_Attività richiesta A_
Elenchi i nomi d'arte di tutti i ballerini citati nel testo sul Red Bull BC One Cypher Italy 2026 all'Aquila.
_Attività richiesta B_
Prosegua il testo sul Red Bull BC One Cypher Italy 2026 all'Aquila, riprendendolo subito dopo l'ultima frase riportata.

_Testo di lettura_
________________________

L’Aquila capitale italiana della cultura e non solo. Il capoluogo abruzzese ha indossato il berretto ed è andato a ritmo hip-hop, diventando nei giorni del 22 e 23 maggio anche capitale del Red Bull BC One Cypher Italy 2026, evento di break dance organizzato dall’omonimo marchio di energizzanti. Svoltosi nella cornice del Check The Style World Final, l’evento ha attirato ballerini e freestyler da vari Paesi, con ben 221 b-boy e b-girl che hanno preso parte alla competizione. Ad avere meglio nella categoria maschile è stato B-Boy Blaze (Edoardo Facco), che ha battuto in finale B-Boy Amaro (Luca D’ Antonio). Il vincitore però si è distinto particolarmente nella semifinale, dove ha eliminato B-Boy Pesto, tre volte campione nazionale e tra i primi nella Red Bull BC One World Final di Tokyo del 2025.

________________________

_Dati da esaminare_
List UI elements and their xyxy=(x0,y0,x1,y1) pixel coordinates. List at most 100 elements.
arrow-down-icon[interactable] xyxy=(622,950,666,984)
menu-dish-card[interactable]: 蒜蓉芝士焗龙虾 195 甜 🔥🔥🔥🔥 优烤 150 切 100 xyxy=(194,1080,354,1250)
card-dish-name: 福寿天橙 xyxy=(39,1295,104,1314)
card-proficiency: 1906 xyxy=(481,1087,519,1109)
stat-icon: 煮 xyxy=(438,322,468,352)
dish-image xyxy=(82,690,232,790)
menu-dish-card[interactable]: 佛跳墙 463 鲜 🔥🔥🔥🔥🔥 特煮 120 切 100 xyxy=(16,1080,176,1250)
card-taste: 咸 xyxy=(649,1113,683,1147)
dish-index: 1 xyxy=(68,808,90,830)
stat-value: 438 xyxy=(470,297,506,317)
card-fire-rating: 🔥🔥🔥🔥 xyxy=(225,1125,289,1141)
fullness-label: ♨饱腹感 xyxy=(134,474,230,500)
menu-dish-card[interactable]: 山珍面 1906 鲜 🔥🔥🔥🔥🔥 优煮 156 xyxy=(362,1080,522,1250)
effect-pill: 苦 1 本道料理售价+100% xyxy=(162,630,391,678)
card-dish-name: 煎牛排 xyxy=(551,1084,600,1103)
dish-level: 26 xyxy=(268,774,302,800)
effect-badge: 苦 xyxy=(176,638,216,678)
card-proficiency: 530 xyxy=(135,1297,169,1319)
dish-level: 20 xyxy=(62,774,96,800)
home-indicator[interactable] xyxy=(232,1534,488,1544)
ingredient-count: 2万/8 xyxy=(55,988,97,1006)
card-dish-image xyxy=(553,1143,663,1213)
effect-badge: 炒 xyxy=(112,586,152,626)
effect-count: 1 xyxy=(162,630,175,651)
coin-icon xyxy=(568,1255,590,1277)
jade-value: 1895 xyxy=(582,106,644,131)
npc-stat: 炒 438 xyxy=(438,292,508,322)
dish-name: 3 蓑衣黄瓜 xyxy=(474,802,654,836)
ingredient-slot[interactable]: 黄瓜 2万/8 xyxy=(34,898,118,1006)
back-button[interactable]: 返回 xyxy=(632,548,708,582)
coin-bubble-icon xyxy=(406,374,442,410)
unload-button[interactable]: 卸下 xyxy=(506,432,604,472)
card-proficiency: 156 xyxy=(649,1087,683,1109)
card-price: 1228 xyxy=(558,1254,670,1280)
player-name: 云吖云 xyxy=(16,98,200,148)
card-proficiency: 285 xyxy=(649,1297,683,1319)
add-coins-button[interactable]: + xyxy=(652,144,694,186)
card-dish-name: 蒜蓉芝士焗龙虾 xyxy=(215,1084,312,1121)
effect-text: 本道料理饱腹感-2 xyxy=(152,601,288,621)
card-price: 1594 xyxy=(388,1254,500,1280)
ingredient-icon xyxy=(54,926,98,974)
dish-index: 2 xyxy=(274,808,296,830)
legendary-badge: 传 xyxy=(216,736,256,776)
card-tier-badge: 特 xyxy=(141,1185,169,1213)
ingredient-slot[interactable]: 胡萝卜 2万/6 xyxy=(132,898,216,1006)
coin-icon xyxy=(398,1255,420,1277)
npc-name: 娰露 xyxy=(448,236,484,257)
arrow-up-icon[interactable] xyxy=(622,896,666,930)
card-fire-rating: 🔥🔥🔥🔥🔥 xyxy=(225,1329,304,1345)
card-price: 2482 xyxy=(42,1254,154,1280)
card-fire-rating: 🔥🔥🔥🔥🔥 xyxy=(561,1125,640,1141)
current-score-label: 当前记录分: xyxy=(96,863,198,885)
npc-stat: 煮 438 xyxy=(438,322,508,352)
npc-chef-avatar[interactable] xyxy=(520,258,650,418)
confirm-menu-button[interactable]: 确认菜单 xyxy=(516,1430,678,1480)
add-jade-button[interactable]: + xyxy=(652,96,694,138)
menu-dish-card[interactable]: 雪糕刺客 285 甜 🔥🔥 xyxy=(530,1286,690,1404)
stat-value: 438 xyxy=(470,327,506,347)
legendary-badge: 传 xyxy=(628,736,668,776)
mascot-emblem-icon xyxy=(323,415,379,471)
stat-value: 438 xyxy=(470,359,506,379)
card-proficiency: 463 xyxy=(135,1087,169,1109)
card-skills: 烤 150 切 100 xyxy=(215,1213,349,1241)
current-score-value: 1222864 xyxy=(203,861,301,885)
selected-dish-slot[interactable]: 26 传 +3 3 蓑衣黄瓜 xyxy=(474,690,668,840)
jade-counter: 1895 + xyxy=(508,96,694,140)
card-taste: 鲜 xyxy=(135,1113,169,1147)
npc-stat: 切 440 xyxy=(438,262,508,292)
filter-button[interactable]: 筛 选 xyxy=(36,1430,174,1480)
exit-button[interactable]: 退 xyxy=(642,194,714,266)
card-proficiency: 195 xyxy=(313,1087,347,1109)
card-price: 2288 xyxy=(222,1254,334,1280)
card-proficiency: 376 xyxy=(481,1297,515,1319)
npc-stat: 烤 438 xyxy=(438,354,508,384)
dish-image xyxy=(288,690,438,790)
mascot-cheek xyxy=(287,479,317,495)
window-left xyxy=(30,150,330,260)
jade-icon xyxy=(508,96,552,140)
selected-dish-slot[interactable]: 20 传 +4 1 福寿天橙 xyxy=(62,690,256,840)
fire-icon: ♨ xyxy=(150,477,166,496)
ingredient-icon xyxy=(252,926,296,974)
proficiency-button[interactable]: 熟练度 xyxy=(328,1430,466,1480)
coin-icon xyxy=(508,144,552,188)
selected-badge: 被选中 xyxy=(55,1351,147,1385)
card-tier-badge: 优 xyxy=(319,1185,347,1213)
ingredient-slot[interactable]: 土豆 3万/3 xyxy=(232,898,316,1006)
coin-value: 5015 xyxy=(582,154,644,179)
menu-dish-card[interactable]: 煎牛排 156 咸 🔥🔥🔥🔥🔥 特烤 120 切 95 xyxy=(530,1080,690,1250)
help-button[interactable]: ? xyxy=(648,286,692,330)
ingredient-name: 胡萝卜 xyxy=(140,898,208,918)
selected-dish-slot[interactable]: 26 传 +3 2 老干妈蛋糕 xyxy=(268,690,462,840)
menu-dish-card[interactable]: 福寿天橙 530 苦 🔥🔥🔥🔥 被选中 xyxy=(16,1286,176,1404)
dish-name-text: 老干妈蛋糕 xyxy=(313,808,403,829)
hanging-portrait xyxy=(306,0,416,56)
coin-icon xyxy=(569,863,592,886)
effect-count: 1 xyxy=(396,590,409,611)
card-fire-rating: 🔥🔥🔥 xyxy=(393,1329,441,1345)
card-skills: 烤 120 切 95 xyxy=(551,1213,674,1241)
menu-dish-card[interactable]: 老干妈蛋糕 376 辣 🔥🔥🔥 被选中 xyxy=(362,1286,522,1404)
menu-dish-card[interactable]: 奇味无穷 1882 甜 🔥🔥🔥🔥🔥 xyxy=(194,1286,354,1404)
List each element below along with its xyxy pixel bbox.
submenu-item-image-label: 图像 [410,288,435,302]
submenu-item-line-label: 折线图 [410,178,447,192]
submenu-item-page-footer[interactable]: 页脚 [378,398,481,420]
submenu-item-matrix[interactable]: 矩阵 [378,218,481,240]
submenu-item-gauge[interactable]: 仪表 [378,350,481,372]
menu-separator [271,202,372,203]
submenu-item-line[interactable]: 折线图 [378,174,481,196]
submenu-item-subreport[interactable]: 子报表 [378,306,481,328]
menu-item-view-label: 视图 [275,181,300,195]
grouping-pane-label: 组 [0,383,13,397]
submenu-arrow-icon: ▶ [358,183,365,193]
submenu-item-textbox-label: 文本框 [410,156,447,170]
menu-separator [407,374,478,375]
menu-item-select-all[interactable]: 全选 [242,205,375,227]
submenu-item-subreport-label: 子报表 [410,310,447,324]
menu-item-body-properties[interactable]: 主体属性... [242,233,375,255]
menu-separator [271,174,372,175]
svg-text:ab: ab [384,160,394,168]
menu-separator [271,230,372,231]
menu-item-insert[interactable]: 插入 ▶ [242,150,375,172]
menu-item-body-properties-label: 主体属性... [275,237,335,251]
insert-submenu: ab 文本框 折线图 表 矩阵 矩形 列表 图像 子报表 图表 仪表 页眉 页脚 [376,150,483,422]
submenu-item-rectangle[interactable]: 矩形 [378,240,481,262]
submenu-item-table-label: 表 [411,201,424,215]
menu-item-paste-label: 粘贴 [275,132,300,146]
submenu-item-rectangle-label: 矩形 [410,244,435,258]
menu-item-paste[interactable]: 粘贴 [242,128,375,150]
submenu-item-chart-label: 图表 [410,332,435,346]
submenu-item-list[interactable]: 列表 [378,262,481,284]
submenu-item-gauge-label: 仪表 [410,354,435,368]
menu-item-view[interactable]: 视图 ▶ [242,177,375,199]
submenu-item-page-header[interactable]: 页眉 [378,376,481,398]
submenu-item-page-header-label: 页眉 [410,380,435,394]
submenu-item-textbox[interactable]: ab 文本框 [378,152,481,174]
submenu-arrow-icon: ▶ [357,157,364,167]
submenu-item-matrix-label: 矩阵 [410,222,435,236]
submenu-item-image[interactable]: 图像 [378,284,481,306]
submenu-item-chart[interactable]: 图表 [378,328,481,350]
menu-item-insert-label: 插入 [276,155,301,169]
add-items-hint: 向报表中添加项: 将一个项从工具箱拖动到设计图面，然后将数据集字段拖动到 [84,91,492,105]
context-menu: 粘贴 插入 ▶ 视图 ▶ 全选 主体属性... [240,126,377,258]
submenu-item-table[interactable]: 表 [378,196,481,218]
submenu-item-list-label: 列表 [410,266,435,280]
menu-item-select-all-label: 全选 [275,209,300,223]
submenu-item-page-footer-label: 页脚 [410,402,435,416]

________________________

_Risposta finale A_
- B-Boy Blaze
- B-Boy Amaro
- B-Boy Pesto

_Risposta finale B_
Tra le b-girl ha invece trionfato B-Girl Alessandrina (Alessandra Chillemi), già campionessa nazionale nel 2019 e nel 2022; la freestyler messinese si è confrontata in finale con B-Girl Spider Girl (Chiara Ceseri). Il bello però deve ancora venire. Grazie alla vittoria, B-Girl Alessandrina e B-Boy Blaze hanno staccato il pass per la Red Bull BC One World Final di Toronto, in programma il prossimo 29 novembre per decretare il campione del mondo.
Il Red Bull BC One 2026 ha quindi confermato L’Aquila come punto di riferimento per il breaking e la cultura urbana. Identità di Capitale italiana della Cultura che è passata anche per musica, sport, giovani, inclusione e avanguardia.